**Work to complete**
The listing below must be reproduced in full, exactly as written.

**Information given**
• • • •

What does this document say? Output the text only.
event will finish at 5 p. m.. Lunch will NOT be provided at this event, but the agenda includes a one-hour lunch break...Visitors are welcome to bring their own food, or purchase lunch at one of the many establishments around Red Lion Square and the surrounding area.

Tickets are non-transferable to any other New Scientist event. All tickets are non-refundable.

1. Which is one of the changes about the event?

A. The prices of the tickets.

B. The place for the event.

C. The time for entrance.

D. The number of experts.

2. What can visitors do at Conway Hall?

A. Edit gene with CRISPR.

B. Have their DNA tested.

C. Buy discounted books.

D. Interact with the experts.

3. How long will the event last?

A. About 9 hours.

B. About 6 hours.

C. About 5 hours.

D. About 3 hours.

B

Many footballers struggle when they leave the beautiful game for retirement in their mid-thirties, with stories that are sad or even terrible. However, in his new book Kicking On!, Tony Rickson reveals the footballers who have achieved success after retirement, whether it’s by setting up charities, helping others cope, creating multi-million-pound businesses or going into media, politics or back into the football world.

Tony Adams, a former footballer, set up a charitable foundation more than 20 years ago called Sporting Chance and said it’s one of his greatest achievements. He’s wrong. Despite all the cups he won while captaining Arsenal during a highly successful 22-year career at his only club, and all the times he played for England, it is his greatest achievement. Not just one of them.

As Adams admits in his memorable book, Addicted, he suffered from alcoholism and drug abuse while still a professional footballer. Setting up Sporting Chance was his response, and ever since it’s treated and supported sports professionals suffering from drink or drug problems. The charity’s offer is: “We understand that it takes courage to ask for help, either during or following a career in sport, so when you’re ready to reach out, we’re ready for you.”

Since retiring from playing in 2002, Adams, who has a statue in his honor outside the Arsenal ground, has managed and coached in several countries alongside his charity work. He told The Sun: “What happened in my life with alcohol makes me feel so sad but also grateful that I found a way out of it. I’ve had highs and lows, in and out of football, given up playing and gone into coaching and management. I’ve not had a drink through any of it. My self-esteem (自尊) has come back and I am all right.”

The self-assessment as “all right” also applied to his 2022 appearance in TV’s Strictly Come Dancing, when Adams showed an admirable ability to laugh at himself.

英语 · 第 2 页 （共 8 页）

• • • •

**Solution below**
What does this document say? Output the text only.
event will finish at 5 p. m.. Lunch will NOT be provided at this event, but the agenda includes a one-hour lunch break...Visitors are welcome to bring their own food, or purchase lunch at one of the many establishments around Red Lion Square and the surrounding area.

Tickets are non-transferable to any other New Scientist event. All tickets are non-refundable.

1. Which is one of the changes about the event?

A. The prices of the tickets.

B. The place for the event.

C. The time for entrance.

D. The number of experts.

2. What can visitors do at Conway Hall?

A. Edit gene with CRISPR.

B. Have their DNA tested.

C. Buy discounted books.

D. Interact with the experts.

3. How long will the event last?

A. About 9 hours.

B. About 6 hours.

C. About 5 hours.

D. About 3 hours.

B

Many footballers struggle when they leave the beautiful game for retirement in their mid-thirties, with stories that are sad or even terrible. However, in his new book Kicking On!, Tony Rickson reveals the footballers who have achieved success after retirement, whether it’s by setting up charities, helping others cope, creating multi-million-pound businesses or going into media, politics or back into the football world.

Tony Adams, a former footballer, set up a charitable foundation more than 20 years ago called Sporting Chance and said it’s one of his greatest achievements. He’s wrong. Despite all the cups he won while captaining Arsenal during a highly successful 22-year career at his only club, and all the times he played for England, it is his greatest achievement. Not just one of them.

As Adams admits in his memorable book, Addicted, he suffered from alcoholism and drug abuse while still a professional footballer. Setting up Sporting Chance was his response, and ever since it’s treated and supported sports professionals suffering from drink or drug problems. The charity’s offer is: “We understand that it takes courage to ask for help, either during or following a career in sport, so when you’re ready to reach out, we’re ready for you.”

Since retiring from playing in 2002, Adams, who has a statue in his honor outside the Arsenal ground, has managed and coached in several countries alongside his charity work. He told The Sun: “What happened in my life with alcohol makes me feel so sad but also grateful that I found a way out of it. I’ve had highs and lows, in and out of football, given up playing and gone into coaching and management. I’ve not had a drink through any of it. My self-esteem (自尊) has come back and I am all right.”

The self-assessment as “all right” also applied to his 2022 appearance in TV’s Strictly Come Dancing, when Adams showed an admirable ability to laugh at himself.

英语 · 第 2 页 （共 8 页）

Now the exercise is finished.